Collected data:
::::

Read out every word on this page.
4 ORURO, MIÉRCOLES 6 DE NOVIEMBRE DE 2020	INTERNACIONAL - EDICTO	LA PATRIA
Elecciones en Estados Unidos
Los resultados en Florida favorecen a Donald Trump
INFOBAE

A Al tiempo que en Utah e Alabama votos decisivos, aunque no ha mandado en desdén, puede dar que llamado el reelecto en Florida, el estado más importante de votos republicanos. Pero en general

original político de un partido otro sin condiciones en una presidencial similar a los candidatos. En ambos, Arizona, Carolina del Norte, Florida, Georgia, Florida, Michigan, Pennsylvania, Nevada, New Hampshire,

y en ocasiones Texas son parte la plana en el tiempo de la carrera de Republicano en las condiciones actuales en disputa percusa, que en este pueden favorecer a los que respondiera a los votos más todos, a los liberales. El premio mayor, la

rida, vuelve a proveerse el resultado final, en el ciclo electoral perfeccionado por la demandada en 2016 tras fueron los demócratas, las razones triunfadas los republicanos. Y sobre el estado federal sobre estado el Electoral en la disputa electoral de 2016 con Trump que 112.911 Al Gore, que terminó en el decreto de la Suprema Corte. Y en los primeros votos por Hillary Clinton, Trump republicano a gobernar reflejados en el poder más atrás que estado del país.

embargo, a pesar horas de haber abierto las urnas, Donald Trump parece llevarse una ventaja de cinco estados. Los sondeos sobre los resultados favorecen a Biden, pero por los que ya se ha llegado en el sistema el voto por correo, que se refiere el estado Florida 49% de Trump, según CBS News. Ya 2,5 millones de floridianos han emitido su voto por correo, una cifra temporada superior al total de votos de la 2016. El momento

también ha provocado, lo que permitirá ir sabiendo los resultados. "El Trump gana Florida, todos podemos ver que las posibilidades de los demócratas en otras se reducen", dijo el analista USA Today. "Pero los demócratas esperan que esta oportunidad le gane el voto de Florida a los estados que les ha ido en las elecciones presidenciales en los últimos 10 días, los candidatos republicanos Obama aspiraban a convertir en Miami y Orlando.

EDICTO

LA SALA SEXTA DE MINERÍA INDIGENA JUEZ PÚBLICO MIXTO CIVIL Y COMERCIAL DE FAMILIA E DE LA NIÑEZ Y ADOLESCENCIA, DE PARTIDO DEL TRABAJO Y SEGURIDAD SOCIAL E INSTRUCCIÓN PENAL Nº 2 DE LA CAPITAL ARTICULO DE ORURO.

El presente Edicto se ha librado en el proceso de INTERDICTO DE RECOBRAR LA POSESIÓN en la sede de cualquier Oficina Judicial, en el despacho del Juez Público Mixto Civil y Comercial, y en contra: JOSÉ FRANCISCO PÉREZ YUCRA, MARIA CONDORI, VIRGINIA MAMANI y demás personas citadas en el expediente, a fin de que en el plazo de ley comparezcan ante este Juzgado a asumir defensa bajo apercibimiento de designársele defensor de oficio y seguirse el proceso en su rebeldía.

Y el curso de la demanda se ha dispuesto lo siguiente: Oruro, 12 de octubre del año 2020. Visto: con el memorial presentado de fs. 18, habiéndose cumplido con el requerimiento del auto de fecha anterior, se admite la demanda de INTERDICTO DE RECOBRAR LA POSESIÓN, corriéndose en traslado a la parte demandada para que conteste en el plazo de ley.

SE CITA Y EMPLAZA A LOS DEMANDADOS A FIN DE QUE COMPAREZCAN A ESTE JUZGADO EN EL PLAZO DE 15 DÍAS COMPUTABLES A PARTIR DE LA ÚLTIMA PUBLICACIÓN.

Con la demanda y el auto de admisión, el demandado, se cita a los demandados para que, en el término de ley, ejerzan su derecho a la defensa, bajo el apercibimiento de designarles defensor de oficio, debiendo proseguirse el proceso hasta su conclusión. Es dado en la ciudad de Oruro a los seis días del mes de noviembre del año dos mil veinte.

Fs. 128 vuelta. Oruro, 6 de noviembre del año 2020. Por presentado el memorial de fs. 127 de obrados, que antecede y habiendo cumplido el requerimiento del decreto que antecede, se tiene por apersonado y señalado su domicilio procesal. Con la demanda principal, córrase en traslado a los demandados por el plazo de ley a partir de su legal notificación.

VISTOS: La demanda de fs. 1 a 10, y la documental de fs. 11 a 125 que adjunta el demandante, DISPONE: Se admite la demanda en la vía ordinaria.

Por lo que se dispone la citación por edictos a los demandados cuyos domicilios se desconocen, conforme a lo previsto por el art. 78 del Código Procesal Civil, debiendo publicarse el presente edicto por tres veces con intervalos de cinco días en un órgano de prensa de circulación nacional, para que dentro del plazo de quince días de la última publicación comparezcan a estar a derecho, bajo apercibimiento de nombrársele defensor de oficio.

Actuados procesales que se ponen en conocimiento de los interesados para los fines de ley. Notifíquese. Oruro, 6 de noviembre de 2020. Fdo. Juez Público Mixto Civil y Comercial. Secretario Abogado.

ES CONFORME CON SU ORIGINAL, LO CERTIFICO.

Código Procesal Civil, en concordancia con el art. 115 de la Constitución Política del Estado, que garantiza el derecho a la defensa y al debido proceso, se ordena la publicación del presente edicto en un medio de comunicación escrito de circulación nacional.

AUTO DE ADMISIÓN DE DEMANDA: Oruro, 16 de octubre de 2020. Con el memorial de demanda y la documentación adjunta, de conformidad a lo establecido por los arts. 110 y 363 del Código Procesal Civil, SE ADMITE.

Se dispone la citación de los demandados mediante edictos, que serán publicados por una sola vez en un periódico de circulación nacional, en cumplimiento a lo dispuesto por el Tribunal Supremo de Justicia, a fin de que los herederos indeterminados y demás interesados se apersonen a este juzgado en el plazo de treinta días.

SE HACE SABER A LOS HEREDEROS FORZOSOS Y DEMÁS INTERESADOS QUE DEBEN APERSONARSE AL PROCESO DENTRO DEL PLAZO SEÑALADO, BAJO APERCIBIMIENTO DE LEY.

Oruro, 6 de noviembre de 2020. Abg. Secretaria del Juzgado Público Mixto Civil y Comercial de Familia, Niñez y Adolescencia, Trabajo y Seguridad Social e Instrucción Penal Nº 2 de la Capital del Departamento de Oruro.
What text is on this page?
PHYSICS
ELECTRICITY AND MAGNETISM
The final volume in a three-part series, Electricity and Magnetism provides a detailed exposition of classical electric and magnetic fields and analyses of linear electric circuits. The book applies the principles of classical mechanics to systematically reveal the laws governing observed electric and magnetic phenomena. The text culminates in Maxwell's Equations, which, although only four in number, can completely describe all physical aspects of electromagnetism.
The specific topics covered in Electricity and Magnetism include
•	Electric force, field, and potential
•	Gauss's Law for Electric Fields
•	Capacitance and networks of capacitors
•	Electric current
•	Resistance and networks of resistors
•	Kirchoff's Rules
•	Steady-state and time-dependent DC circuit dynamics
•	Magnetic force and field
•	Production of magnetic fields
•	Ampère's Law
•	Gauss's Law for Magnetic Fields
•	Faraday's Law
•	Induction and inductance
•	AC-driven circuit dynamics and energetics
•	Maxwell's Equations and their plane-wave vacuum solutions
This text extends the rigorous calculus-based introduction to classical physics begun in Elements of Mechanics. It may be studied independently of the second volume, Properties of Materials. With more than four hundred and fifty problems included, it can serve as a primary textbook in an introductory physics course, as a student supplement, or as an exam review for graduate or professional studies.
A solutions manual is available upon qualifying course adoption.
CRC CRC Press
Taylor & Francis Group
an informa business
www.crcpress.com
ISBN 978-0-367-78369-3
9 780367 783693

::::

Work required: Return every line of the material exactly.

Exercise answer:
Read out every word on this page.
4 ORURO, MIÉRCOLES 6 DE NOVIEMBRE DE 2020	INTERNACIONAL - EDICTO	LA PATRIA
Elecciones en Estados Unidos
Los resultados en Florida favorecen a Donald Trump
INFOBAE

A Al tiempo que en Utah e Alabama votos decisivos, aunque no ha mandado en desdén, puede dar que llamado el reelecto en Florida, el estado más importante de votos republicanos. Pero en general

original político de un partido otro sin condiciones en una presidencial similar a los candidatos. En ambos, Arizona, Carolina del Norte, Florida, Georgia, Florida, Michigan, Pennsylvania, Nevada, New Hampshire,

y en ocasiones Texas son parte la plana en el tiempo de la carrera de Republicano en las condiciones actuales en disputa percusa, que en este pueden favorecer a los que respondiera a los votos más todos, a los liberales. El premio mayor, la

rida, vuelve a proveerse el resultado final, en el ciclo electoral perfeccionado por la demandada en 2016 tras fueron los demócratas, las razones triunfadas los republicanos. Y sobre el estado federal sobre estado el Electoral en la disputa electoral de 2016 con Trump que 112.911 Al Gore, que terminó en el decreto de la Suprema Corte. Y en los primeros votos por Hillary Clinton, Trump republicano a gobernar reflejados en el poder más atrás que estado del país.

embargo, a pesar horas de haber abierto las urnas, Donald Trump parece llevarse una ventaja de cinco estados. Los sondeos sobre los resultados favorecen a Biden, pero por los que ya se ha llegado en el sistema el voto por correo, que se refiere el estado Florida 49% de Trump, según CBS News. Ya 2,5 millones de floridianos han emitido su voto por correo, una cifra temporada superior al total de votos de la 2016. El momento

también ha provocado, lo que permitirá ir sabiendo los resultados. "El Trump gana Florida, todos podemos ver que las posibilidades de los demócratas en otras se reducen", dijo el analista USA Today. "Pero los demócratas esperan que esta oportunidad le gane el voto de Florida a los estados que les ha ido en las elecciones presidenciales en los últimos 10 días, los candidatos republicanos Obama aspiraban a convertir en Miami y Orlando.

EDICTO

LA SALA SEXTA DE MINERÍA INDIGENA JUEZ PÚBLICO MIXTO CIVIL Y COMERCIAL DE FAMILIA E DE LA NIÑEZ Y ADOLESCENCIA, DE PARTIDO DEL TRABAJO Y SEGURIDAD SOCIAL E INSTRUCCIÓN PENAL Nº 2 DE LA CAPITAL ARTICULO DE ORURO.

El presente Edicto se ha librado en el proceso de INTERDICTO DE RECOBRAR LA POSESIÓN en la sede de cualquier Oficina Judicial, en el despacho del Juez Público Mixto Civil y Comercial, y en contra: JOSÉ FRANCISCO PÉREZ YUCRA, MARIA CONDORI, VIRGINIA MAMANI y demás personas citadas en el expediente, a fin de que en el plazo de ley comparezcan ante este Juzgado a asumir defensa bajo apercibimiento de designársele defensor de oficio y seguirse el proceso en su rebeldía.

Y el curso de la demanda se ha dispuesto lo siguiente: Oruro, 12 de octubre del año 2020. Visto: con el memorial presentado de fs. 18, habiéndose cumplido con el requerimiento del auto de fecha anterior, se admite la demanda de INTERDICTO DE RECOBRAR LA POSESIÓN, corriéndose en traslado a la parte demandada para que conteste en el plazo de ley.

SE CITA Y EMPLAZA A LOS DEMANDADOS A FIN DE QUE COMPAREZCAN A ESTE JUZGADO EN EL PLAZO DE 15 DÍAS COMPUTABLES A PARTIR DE LA ÚLTIMA PUBLICACIÓN.

Con la demanda y el auto de admisión, el demandado, se cita a los demandados para que, en el término de ley, ejerzan su derecho a la defensa, bajo el apercibimiento de designarles defensor de oficio, debiendo proseguirse el proceso hasta su conclusión. Es dado en la ciudad de Oruro a los seis días del mes de noviembre del año dos mil veinte.

Fs. 128 vuelta. Oruro, 6 de noviembre del año 2020. Por presentado el memorial de fs. 127 de obrados, que antecede y habiendo cumplido el requerimiento del decreto que antecede, se tiene por apersonado y señalado su domicilio procesal. Con la demanda principal, córrase en traslado a los demandados por el plazo de ley a partir de su legal notificación.

VISTOS: La demanda de fs. 1 a 10, y la documental de fs. 11 a 125 que adjunta el demandante, DISPONE: Se admite la demanda en la vía ordinaria.

Por lo que se dispone la citación por edictos a los demandados cuyos domicilios se desconocen, conforme a lo previsto por el art. 78 del Código Procesal Civil, debiendo publicarse el presente edicto por tres veces con intervalos de cinco días en un órgano de prensa de circulación nacional, para que dentro del plazo de quince días de la última publicación comparezcan a estar a derecho, bajo apercibimiento de nombrársele defensor de oficio.

Actuados procesales que se ponen en conocimiento de los interesados para los fines de ley. Notifíquese. Oruro, 6 de noviembre de 2020. Fdo. Juez Público Mixto Civil y Comercial. Secretario Abogado.

ES CONFORME CON SU ORIGINAL, LO CERTIFICO.

Código Procesal Civil, en concordancia con el art. 115 de la Constitución Política del Estado, que garantiza el derecho a la defensa y al debido proceso, se ordena la publicación del presente edicto en un medio de comunicación escrito de circulación nacional.

AUTO DE ADMISIÓN DE DEMANDA: Oruro, 16 de octubre de 2020. Con el memorial de demanda y la documentación adjunta, de conformidad a lo establecido por los arts. 110 y 363 del Código Procesal Civil, SE ADMITE.

Se dispone la citación de los demandados mediante edictos, que serán publicados por una sola vez en un periódico de circulación nacional, en cumplimiento a lo dispuesto por el Tribunal Supremo de Justicia, a fin de que los herederos indeterminados y demás interesados se apersonen a este juzgado en el plazo de treinta días.

SE HACE SABER A LOS HEREDEROS FORZOSOS Y DEMÁS INTERESADOS QUE DEBEN APERSONARSE AL PROCESO DENTRO DEL PLAZO SEÑALADO, BAJO APERCIBIMIENTO DE LEY.

Oruro, 6 de noviembre de 2020. Abg. Secretaria del Juzgado Público Mixto Civil y Comercial de Familia, Niñez y Adolescencia, Trabajo y Seguridad Social e Instrucción Penal Nº 2 de la Capital del Departamento de Oruro.
What text is on this page?
PHYSICS
ELECTRICITY AND MAGNETISM
The final volume in a three-part series, Electricity and Magnetism provides a detailed exposition of classical electric and magnetic fields and analyses of linear electric circuits. The book applies the principles of classical mechanics to systematically reveal the laws governing observed electric and magnetic phenomena. The text culminates in Maxwell's Equations, which, although only four in number, can completely describe all physical aspects of electromagnetism.
The specific topics covered in Electricity and Magnetism include
•	Electric force, field, and potential
•	Gauss's Law for Electric Fields
•	Capacitance and networks of capacitors
•	Electric current
•	Resistance and networks of resistors
•	Kirchoff's Rules
•	Steady-state and time-dependent DC circuit dynamics
•	Magnetic force and field
•	Production of magnetic fields
•	Ampère's Law
•	Gauss's Law for Magnetic Fields
•	Faraday's Law
•	Induction and inductance
•	AC-driven circuit dynamics and energetics
•	Maxwell's Equations and their plane-wave vacuum solutions
This text extends the rigorous calculus-based introduction to classical physics begun in Elements of Mechanics. It may be studied independently of the second volume, Properties of Materials. With more than four hundred and fifty problems included, it can serve as a primary textbook in an introductory physics course, as a student supplement, or as an exam review for graduate or professional studies.
A solutions manual is available upon qualifying course adoption.
CRC CRC Press
Taylor & Francis Group
an informa business
www.crcpress.com
ISBN 978-0-367-78369-3
9 780367 783693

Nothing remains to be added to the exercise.